━━ Supplied data ━━

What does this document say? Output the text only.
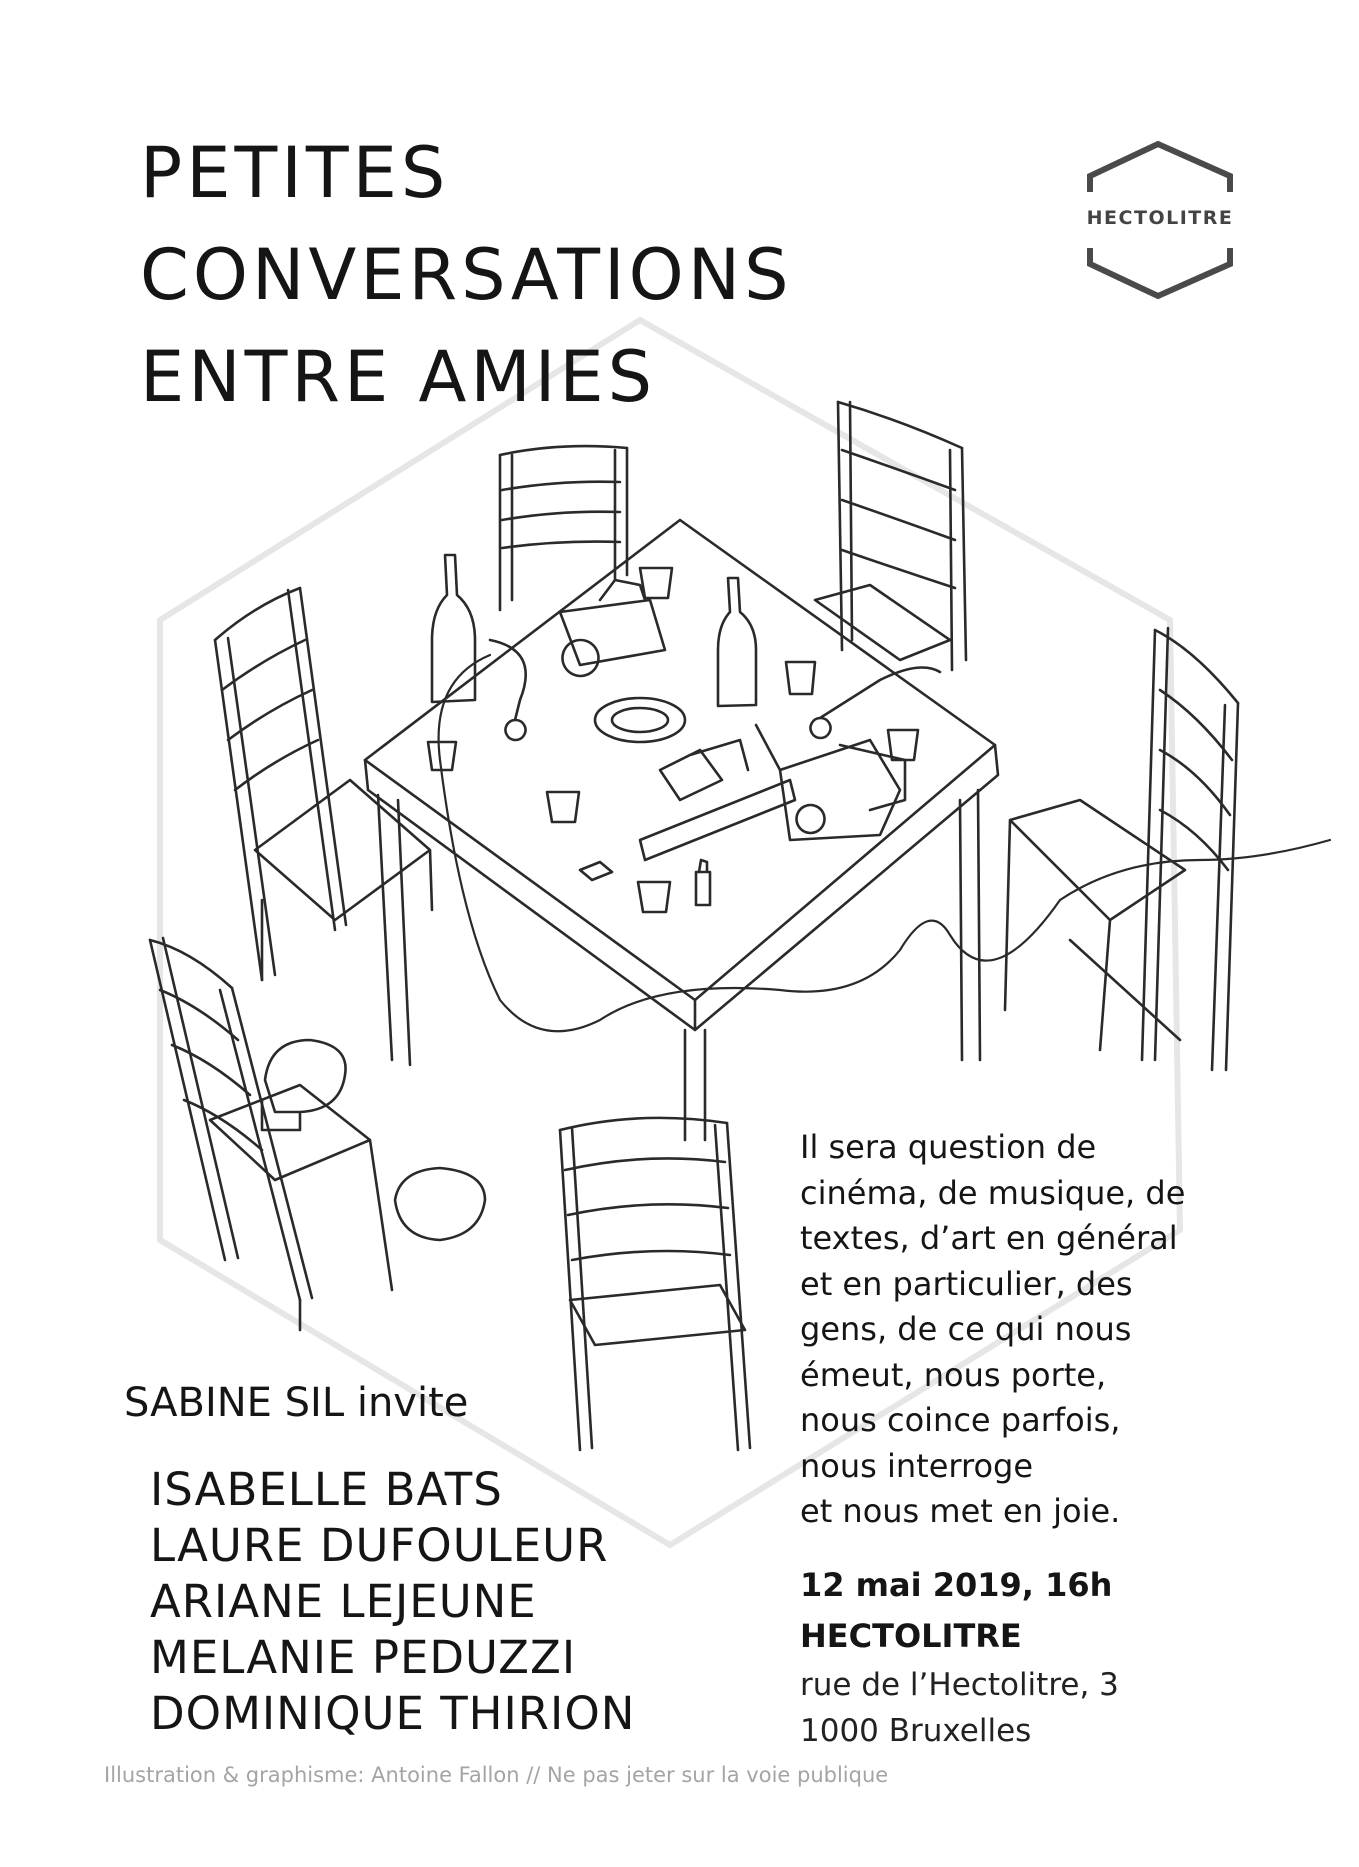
PETITES
CONVERSATIONS
ENTRE AMIES
HECTOLITRE

SABINE SIL invite

ISABELLE BATS
LAURE DUFOULEUR
ARIANE LEJEUNE
MELANIE PEDUZZI
DOMINIQUE THIRION

Il sera question de
cinéma, de musique, de
textes, d’art en général
et en particulier, des
gens, de ce qui nous
émeut, nous porte,
nous coince parfois,
nous interroge
et nous met en joie.

12 mai 2019, 16h
HECTOLITRE

rue de l’Hectolitre, 3
1000 Bruxelles

Illustration & graphisme: Antoine Fallon // Ne pas jeter sur la voie publique
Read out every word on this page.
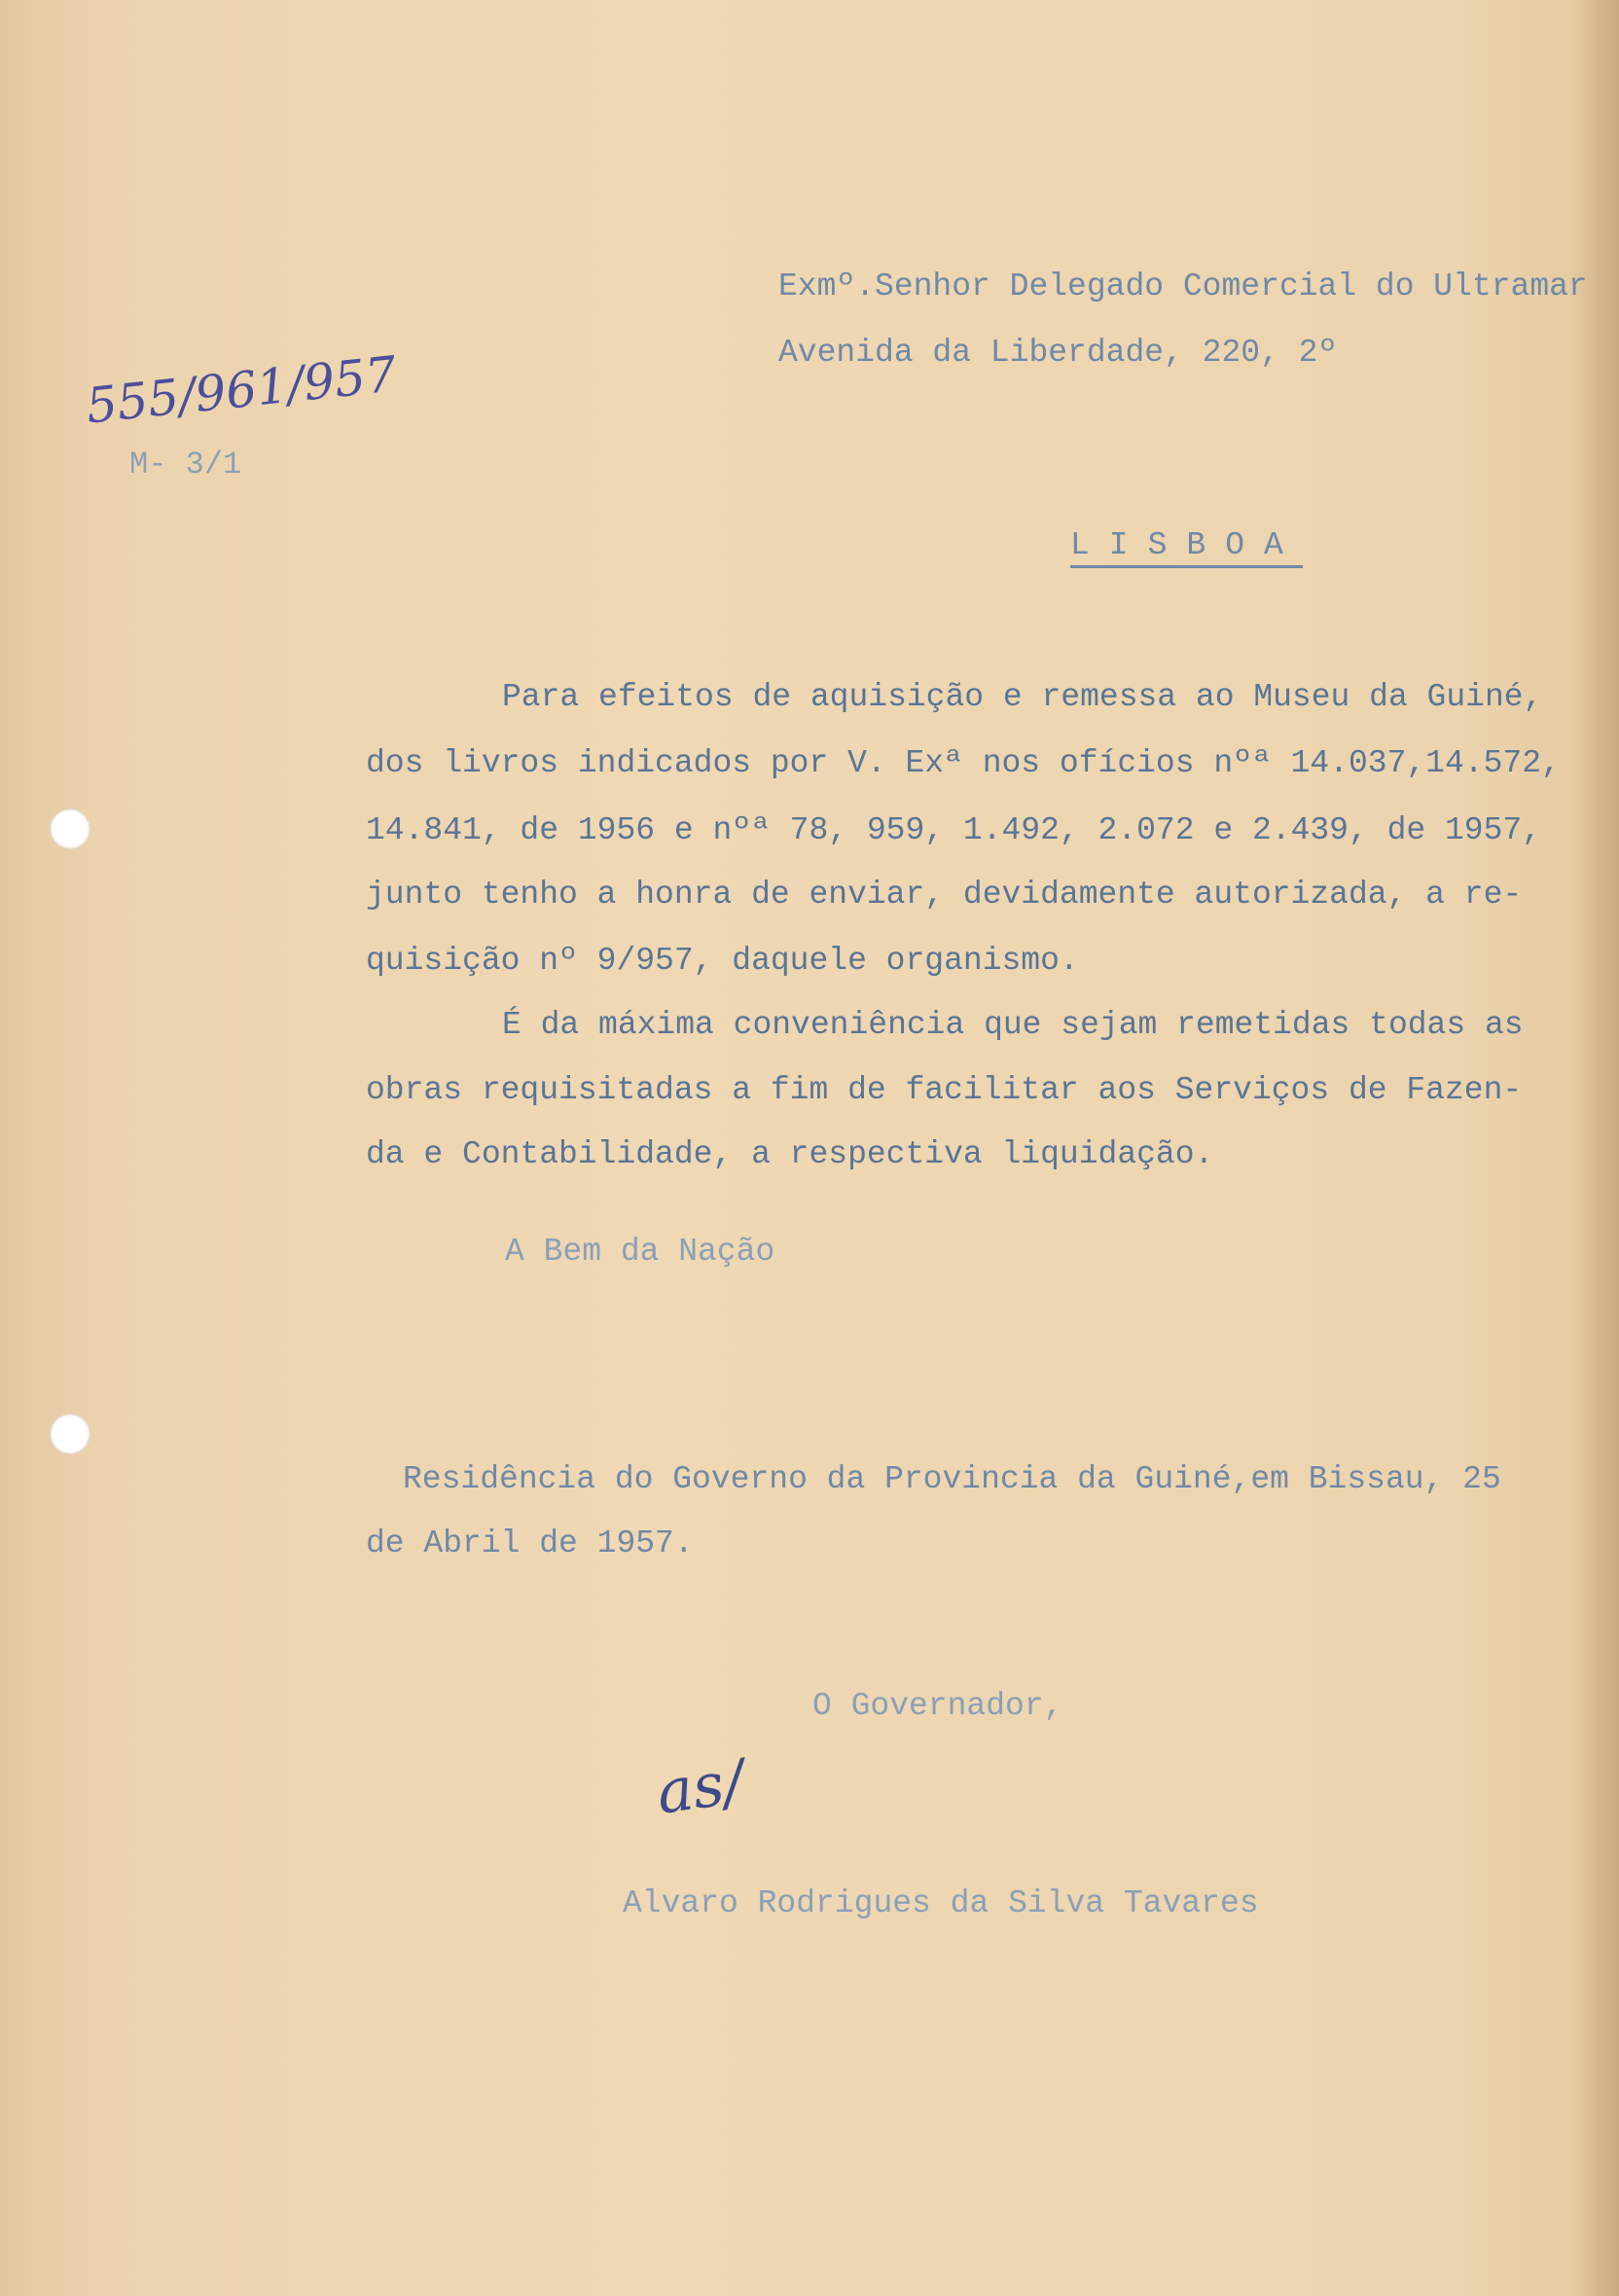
555/961/957
M- 3/1
Exmº.Senhor Delegado Comercial do Ultramar
Avenida da Liberdade, 220, 2º
LISBOA
Para efeitos de aquisição e remessa ao Museu da Guiné,
dos livros indicados por V. Exª nos ofícios nºª 14.037,14.572,
14.841, de 1956 e nºª 78, 959, 1.492, 2.072 e 2.439, de 1957,
junto tenho a honra de enviar, devidamente autorizada, a re-
quisição nº 9/957, daquele organismo.
É da máxima conveniência que sejam remetidas todas as
obras requisitadas a fim de facilitar aos Serviços de Fazen-
da e Contabilidade, a respectiva liquidação.
A Bem da Nação
Residência do Governo da Provincia da Guiné,em Bissau, 25
de Abril de 1957.
O Governador,
as/
Alvaro Rodrigues da Silva Tavares
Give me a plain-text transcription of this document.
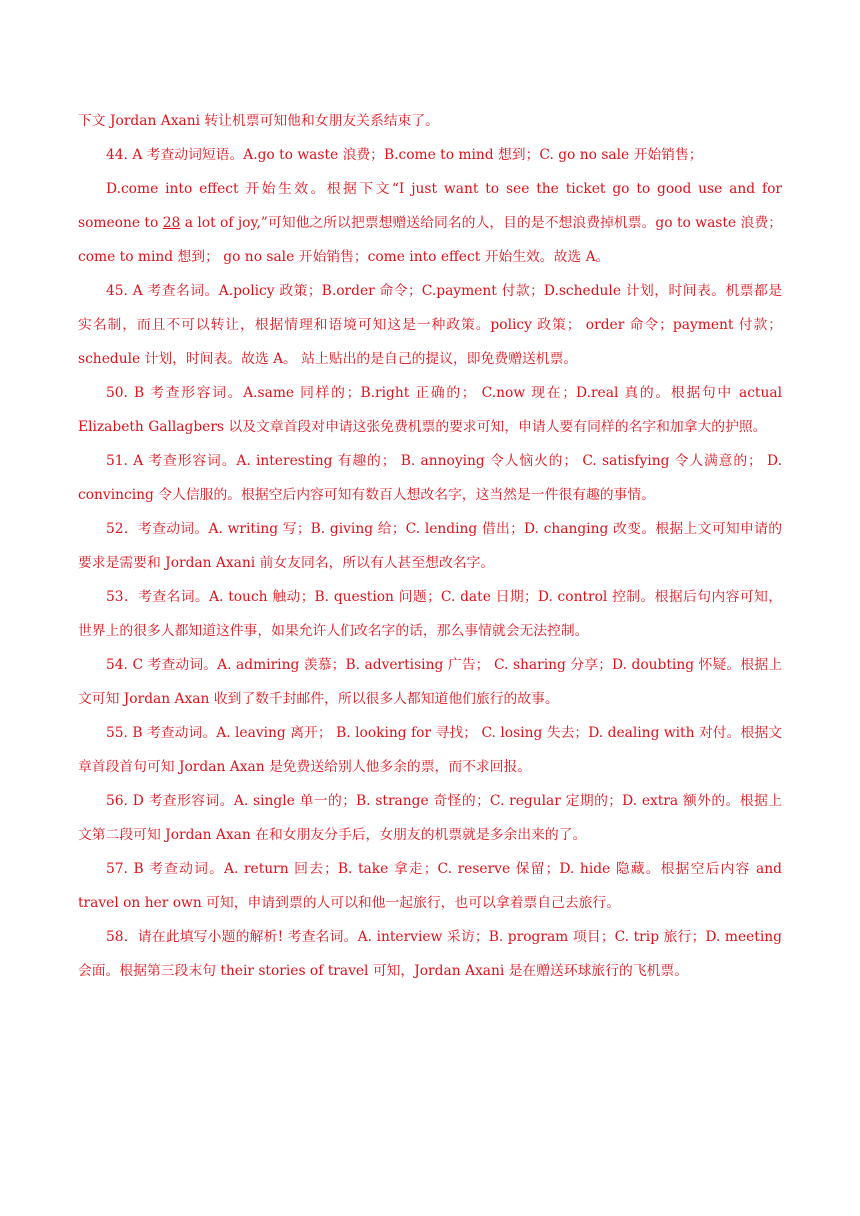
下文 Jordan Axani 转让机票可知他和女朋友关系结束了。

44. A 考查动词短语。A.go to waste 浪费；B.come to mind 想到；C. go no sale 开始销售；

D.come into effect 开始生效。根据下文“I just want to see the ticket go to good use and for someone to 28 a lot of joy,”可知他之所以把票想赠送给同名的人，目的是不想浪费掉机票。go to waste 浪费； come to mind 想到； go no sale 开始销售；come into effect 开始生效。故选 A。

45. A 考查名词。A.policy 政策；B.order 命令；C.payment 付款；D.schedule 计划，时间表。机票都是实名制，而且不可以转让，根据情理和语境可知这是一种政策。policy 政策； order 命令；payment 付款；schedule 计划，时间表。故选 A。 站上贴出的是自己的提议，即免费赠送机票。

50. B 考查形容词。A.same 同样的；B.right 正确的； C.now 现在；D.real 真的。根据句中 actual Elizabeth Gallagbers 以及文章首段对申请这张免费机票的要求可知，申请人要有同样的名字和加拿大的护照。

51. A 考查形容词。A. interesting 有趣的； B. annoying 令人恼火的； C. satisfying 令人满意的； D. convincing 令人信服的。根据空后内容可知有数百人想改名字，这当然是一件很有趣的事情。

52．考查动词。A. writing 写；B. giving 给；C. lending 借出；D. changing 改变。根据上文可知申请的要求是需要和 Jordan Axani 前女友同名，所以有人甚至想改名字。

53．考查名词。A. touch 触动；B. question 问题；C. date 日期；D. control 控制。根据后句内容可知，世界上的很多人都知道这件事，如果允许人们改名字的话，那么事情就会无法控制。

54. C 考查动词。A. admiring 羡慕；B. advertising 广告； C. sharing 分享；D. doubting 怀疑。根据上文可知 Jordan Axan 收到了数千封邮件，所以很多人都知道他们旅行的故事。

55. B 考查动词。A. leaving 离开； B. looking for 寻找； C. losing 失去；D. dealing with 对付。根据文章首段首句可知 Jordan Axan 是免费送给别人他多余的票，而不求回报。

56. D 考查形容词。A. single 单一的；B. strange 奇怪的；C. regular 定期的；D. extra 额外的。根据上文第二段可知 Jordan Axan 在和女朋友分手后，女朋友的机票就是多余出来的了。

57. B 考查动词。A. return 回去；B. take 拿走；C. reserve 保留；D. hide 隐藏。根据空后内容 and travel on her own 可知，申请到票的人可以和他一起旅行，也可以拿着票自己去旅行。

58．请在此填写小题的解析! 考查名词。A. interview 采访；B. program 项目；C. trip 旅行；D. meeting 会面。根据第三段末句 their stories of travel 可知，Jordan Axani 是在赠送环球旅行的飞机票。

━━━

## The task
Without the pictures, write out all of the material exactly.

## Output below
What does this document say? Output the text only.
PETITES
CONVERSATIONS
ENTRE AMIES
HECTOLITRE

SABINE SIL invite

ISABELLE BATS
LAURE DUFOULEUR
ARIANE LEJEUNE
MELANIE PEDUZZI
DOMINIQUE THIRION

Il sera question de
cinéma, de musique, de
textes, d’art en général
et en particulier, des
gens, de ce qui nous
émeut, nous porte,
nous coince parfois,
nous interroge
et nous met en joie.

12 mai 2019, 16h
HECTOLITRE

rue de l’Hectolitre, 3
1000 Bruxelles

Illustration & graphisme: Antoine Fallon // Ne pas jeter sur la voie publique
Read out every word on this page.
555/961/957
M- 3/1
Exmº.Senhor Delegado Comercial do Ultramar
Avenida da Liberdade, 220, 2º
LISBOA
Para efeitos de aquisição e remessa ao Museu da Guiné,
dos livros indicados por V. Exª nos ofícios nºª 14.037,14.572,
14.841, de 1956 e nºª 78, 959, 1.492, 2.072 e 2.439, de 1957,
junto tenho a honra de enviar, devidamente autorizada, a re-
quisição nº 9/957, daquele organismo.
É da máxima conveniência que sejam remetidas todas as
obras requisitadas a fim de facilitar aos Serviços de Fazen-
da e Contabilidade, a respectiva liquidação.
A Bem da Nação
Residência do Governo da Provincia da Guiné,em Bissau, 25
de Abril de 1957.
O Governador,
as/
Alvaro Rodrigues da Silva Tavares
Give me a plain-text transcription of this document.
下文 Jordan Axani 转让机票可知他和女朋友关系结束了。

44. A 考查动词短语。A.go to waste 浪费；B.come to mind 想到；C. go no sale 开始销售；

D.come into effect 开始生效。根据下文“I just want to see the ticket go to good use and for someone to 28 a lot of joy,”可知他之所以把票想赠送给同名的人，目的是不想浪费掉机票。go to waste 浪费； come to mind 想到； go no sale 开始销售；come into effect 开始生效。故选 A。

45. A 考查名词。A.policy 政策；B.order 命令；C.payment 付款；D.schedule 计划，时间表。机票都是实名制，而且不可以转让，根据情理和语境可知这是一种政策。policy 政策； order 命令；payment 付款；schedule 计划，时间表。故选 A。 站上贴出的是自己的提议，即免费赠送机票。

50. B 考查形容词。A.same 同样的；B.right 正确的； C.now 现在；D.real 真的。根据句中 actual Elizabeth Gallagbers 以及文章首段对申请这张免费机票的要求可知，申请人要有同样的名字和加拿大的护照。

51. A 考查形容词。A. interesting 有趣的； B. annoying 令人恼火的； C. satisfying 令人满意的； D. convincing 令人信服的。根据空后内容可知有数百人想改名字，这当然是一件很有趣的事情。

52．考查动词。A. writing 写；B. giving 给；C. lending 借出；D. changing 改变。根据上文可知申请的要求是需要和 Jordan Axani 前女友同名，所以有人甚至想改名字。

53．考查名词。A. touch 触动；B. question 问题；C. date 日期；D. control 控制。根据后句内容可知，世界上的很多人都知道这件事，如果允许人们改名字的话，那么事情就会无法控制。

54. C 考查动词。A. admiring 羡慕；B. advertising 广告； C. sharing 分享；D. doubting 怀疑。根据上文可知 Jordan Axan 收到了数千封邮件，所以很多人都知道他们旅行的故事。

55. B 考查动词。A. leaving 离开； B. looking for 寻找； C. losing 失去；D. dealing with 对付。根据文章首段首句可知 Jordan Axan 是免费送给别人他多余的票，而不求回报。

56. D 考查形容词。A. single 单一的；B. strange 奇怪的；C. regular 定期的；D. extra 额外的。根据上文第二段可知 Jordan Axan 在和女朋友分手后，女朋友的机票就是多余出来的了。

57. B 考查动词。A. return 回去；B. take 拿走；C. reserve 保留；D. hide 隐藏。根据空后内容 and travel on her own 可知，申请到票的人可以和他一起旅行，也可以拿着票自己去旅行。

58．请在此填写小题的解析! 考查名词。A. interview 采访；B. program 项目；C. trip 旅行；D. meeting 会面。根据第三段末句 their stories of travel 可知，Jordan Axani 是在赠送环球旅行的飞机票。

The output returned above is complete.